### LISTED RECORDS
============
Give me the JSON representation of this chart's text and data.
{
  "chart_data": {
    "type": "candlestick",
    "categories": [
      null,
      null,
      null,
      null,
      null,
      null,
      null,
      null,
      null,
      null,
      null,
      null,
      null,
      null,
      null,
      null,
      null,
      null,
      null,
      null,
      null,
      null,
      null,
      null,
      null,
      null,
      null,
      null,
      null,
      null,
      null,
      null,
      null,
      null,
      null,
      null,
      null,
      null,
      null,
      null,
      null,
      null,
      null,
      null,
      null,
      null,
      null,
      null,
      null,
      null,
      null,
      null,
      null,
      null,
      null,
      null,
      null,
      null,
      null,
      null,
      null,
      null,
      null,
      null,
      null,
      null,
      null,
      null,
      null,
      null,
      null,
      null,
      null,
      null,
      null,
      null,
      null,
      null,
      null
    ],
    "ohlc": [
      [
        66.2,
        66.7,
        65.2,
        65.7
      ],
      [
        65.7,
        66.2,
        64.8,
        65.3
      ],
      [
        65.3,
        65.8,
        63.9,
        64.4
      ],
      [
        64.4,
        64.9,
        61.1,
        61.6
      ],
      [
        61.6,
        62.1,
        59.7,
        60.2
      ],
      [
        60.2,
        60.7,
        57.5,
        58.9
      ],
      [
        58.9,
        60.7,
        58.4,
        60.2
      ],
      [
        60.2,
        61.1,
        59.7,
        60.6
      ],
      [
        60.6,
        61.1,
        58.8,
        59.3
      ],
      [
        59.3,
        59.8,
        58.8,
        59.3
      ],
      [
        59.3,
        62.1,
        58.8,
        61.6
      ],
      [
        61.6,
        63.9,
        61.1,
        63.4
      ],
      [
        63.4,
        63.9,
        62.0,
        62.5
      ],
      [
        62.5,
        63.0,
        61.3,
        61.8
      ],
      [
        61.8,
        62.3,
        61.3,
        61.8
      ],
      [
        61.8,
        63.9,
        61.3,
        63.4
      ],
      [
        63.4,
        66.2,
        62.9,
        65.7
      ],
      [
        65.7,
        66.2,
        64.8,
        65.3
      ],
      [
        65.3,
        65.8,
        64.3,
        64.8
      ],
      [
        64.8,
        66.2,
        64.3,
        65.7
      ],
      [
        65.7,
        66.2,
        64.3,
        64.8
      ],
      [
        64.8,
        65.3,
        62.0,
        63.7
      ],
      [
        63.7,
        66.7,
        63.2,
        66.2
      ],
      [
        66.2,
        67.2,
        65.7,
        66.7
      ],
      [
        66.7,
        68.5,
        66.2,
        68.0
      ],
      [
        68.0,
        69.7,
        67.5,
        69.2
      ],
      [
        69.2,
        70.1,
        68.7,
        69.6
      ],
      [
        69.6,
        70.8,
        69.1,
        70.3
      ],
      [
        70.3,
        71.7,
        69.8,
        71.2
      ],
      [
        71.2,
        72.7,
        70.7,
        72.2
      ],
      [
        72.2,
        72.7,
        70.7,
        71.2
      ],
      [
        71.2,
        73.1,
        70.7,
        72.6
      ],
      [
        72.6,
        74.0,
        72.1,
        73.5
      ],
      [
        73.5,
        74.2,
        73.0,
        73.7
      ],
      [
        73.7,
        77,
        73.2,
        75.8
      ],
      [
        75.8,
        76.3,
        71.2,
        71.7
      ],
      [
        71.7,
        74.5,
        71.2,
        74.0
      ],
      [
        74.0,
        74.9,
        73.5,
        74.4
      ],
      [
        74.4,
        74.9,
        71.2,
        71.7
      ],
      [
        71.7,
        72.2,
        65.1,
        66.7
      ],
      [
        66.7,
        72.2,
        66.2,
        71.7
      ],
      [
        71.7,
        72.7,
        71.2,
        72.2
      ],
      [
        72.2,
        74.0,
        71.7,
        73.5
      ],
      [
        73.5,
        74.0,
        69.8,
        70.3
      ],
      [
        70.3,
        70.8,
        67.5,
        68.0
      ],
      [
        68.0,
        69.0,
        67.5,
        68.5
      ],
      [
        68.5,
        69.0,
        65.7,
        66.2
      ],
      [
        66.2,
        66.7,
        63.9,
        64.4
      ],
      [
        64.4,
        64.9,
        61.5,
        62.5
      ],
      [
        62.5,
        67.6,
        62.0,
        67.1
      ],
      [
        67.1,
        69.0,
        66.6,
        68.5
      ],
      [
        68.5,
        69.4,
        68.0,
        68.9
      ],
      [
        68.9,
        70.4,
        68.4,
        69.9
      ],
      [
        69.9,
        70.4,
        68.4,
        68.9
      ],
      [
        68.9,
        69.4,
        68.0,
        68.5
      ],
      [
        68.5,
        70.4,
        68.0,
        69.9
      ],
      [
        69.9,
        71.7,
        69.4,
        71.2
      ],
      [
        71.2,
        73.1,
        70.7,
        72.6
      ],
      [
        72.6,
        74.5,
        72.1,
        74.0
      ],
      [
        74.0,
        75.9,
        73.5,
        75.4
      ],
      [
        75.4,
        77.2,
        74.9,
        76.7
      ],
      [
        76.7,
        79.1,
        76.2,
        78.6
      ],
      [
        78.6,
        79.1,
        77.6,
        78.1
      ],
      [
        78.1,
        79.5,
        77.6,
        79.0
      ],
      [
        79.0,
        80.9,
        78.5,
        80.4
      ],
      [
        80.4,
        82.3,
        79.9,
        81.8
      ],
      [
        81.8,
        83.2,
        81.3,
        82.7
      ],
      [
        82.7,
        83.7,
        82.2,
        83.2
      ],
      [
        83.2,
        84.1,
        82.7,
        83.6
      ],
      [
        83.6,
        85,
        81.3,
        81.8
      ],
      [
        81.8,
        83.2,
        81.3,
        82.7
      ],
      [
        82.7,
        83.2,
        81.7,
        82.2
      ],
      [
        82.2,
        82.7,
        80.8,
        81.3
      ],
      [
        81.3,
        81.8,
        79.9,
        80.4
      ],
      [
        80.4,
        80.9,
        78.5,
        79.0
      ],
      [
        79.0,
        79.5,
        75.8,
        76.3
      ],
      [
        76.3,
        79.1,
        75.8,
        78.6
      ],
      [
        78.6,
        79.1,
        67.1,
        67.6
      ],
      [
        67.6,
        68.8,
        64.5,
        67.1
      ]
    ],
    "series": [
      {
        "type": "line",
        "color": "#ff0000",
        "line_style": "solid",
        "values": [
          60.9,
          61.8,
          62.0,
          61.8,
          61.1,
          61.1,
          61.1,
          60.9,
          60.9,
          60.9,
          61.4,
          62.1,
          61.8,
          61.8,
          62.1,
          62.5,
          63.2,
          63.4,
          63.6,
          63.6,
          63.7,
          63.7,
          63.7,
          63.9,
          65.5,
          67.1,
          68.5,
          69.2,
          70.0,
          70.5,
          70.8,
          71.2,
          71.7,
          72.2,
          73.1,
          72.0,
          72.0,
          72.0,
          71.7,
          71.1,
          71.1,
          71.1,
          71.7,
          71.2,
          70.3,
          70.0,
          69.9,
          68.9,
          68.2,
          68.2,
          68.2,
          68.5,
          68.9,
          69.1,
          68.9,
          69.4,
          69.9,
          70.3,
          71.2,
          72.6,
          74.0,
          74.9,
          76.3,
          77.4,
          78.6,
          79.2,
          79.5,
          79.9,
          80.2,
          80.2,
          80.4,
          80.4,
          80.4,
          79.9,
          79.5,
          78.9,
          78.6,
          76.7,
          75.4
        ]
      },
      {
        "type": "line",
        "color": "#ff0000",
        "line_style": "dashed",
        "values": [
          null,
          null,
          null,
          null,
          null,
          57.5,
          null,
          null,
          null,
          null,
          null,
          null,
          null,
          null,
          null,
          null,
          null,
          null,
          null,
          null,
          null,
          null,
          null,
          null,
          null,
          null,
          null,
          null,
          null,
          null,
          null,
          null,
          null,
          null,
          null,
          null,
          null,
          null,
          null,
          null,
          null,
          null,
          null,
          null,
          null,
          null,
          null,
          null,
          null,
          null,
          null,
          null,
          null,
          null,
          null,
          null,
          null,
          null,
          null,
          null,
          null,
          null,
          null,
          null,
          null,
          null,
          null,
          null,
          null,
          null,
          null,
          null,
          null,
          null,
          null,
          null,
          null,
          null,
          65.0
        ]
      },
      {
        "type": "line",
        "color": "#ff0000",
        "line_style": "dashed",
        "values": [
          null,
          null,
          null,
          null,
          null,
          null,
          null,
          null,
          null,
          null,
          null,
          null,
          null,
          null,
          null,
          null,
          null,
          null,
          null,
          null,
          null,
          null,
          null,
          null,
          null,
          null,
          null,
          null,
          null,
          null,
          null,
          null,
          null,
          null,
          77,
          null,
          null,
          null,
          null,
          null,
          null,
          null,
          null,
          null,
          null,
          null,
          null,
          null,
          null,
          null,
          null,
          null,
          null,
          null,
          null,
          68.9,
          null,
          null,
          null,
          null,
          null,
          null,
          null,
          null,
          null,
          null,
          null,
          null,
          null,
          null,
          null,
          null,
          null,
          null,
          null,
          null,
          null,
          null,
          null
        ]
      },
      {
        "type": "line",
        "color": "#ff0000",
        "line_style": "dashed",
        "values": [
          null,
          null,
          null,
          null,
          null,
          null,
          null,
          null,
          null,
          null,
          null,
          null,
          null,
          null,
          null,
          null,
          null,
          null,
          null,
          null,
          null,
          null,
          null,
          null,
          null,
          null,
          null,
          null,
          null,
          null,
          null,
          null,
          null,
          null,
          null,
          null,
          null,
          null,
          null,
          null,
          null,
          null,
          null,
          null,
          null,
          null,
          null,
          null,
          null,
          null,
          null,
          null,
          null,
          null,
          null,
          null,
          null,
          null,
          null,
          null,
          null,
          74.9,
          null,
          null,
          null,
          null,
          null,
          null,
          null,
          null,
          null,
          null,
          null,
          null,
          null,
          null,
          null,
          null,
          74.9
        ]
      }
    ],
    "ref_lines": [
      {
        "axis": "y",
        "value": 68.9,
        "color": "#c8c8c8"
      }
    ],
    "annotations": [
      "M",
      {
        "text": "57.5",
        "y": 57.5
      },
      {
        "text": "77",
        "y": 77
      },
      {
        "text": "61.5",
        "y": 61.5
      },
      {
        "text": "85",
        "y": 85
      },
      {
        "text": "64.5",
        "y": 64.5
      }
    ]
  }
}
============
### EXERCISE TASK
Provide the number of lines in the data above that contain the string "text", and nothing else.

### REPLY TO THE EXERCISE
6